Identify all lines below that hold "钢在不同" and collect them.

(Entries taken from a collection)
<<<<
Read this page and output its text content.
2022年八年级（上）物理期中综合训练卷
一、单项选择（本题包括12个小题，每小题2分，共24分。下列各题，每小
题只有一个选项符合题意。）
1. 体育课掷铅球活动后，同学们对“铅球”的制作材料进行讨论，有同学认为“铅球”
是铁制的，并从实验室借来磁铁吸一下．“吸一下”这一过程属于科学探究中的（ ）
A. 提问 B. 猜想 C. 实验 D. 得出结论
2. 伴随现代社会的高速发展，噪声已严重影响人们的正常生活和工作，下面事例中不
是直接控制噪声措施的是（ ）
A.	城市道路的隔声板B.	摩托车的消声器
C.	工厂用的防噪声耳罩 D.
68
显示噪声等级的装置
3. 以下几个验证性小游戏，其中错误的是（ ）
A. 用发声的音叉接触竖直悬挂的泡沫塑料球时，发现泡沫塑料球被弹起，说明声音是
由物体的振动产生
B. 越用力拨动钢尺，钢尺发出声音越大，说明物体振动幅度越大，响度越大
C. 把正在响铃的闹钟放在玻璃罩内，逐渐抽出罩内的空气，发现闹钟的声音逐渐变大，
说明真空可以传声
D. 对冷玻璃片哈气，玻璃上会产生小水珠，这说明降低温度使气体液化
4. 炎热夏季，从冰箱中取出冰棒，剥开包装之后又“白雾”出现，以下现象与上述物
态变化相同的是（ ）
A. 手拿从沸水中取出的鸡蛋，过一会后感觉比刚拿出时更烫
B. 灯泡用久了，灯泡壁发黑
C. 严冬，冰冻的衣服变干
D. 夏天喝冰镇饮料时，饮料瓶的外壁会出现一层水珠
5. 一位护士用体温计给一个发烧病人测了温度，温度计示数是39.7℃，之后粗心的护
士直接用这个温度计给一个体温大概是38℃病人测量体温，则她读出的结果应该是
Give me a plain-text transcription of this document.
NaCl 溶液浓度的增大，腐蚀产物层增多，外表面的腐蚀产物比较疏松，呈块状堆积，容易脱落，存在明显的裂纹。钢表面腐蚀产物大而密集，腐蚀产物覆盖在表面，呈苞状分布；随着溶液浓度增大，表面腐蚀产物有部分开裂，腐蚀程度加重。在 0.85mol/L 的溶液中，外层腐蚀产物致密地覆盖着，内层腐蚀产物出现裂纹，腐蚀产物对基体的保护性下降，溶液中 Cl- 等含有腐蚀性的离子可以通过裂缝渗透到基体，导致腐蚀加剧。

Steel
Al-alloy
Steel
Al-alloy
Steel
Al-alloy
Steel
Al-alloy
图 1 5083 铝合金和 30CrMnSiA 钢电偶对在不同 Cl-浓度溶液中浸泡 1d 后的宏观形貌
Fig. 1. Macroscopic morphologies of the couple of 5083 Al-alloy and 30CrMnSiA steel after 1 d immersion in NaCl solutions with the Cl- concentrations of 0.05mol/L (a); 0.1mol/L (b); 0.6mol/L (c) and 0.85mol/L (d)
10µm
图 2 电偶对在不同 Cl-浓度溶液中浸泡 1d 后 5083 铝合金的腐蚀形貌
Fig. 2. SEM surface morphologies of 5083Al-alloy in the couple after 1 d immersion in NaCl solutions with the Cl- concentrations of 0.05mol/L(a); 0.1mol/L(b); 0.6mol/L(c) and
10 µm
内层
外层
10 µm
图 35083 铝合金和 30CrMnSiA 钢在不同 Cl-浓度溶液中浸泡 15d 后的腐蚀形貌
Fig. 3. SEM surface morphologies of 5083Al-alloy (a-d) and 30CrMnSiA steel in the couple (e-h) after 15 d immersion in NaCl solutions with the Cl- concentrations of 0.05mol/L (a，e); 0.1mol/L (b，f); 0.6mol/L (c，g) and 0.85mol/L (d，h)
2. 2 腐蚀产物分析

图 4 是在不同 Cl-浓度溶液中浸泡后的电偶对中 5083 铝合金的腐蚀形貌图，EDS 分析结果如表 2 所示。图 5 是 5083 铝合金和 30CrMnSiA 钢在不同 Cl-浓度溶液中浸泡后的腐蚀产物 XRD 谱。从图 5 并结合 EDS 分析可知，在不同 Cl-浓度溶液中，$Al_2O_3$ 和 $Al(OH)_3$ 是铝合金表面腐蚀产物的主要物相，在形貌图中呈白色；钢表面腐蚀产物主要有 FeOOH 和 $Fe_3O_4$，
>>>>
■ Output of the task ■
图 35083 铝合金和 30CrMnSiA 钢在不同 Cl-浓度溶液中浸泡 15d 后的腐蚀形貌
图 4 是在不同 Cl-浓度溶液中浸泡后的电偶对中 5083 铝合金的腐蚀形貌图，EDS 分析结果如表 2 所示。图 5 是 5083 铝合金和 30CrMnSiA 钢在不同 Cl-浓度溶液中浸泡后的腐蚀产物 XRD 谱。从图 5 并结合 EDS 分析可知，在不同 Cl-浓度溶液中，$Al_2O_3$ 和 $Al(OH)_3$ 是铝合金表面腐蚀产物的主要物相，在形貌图中呈白色；钢表面腐蚀产物主要有 FeOOH 和 $Fe_3O_4$，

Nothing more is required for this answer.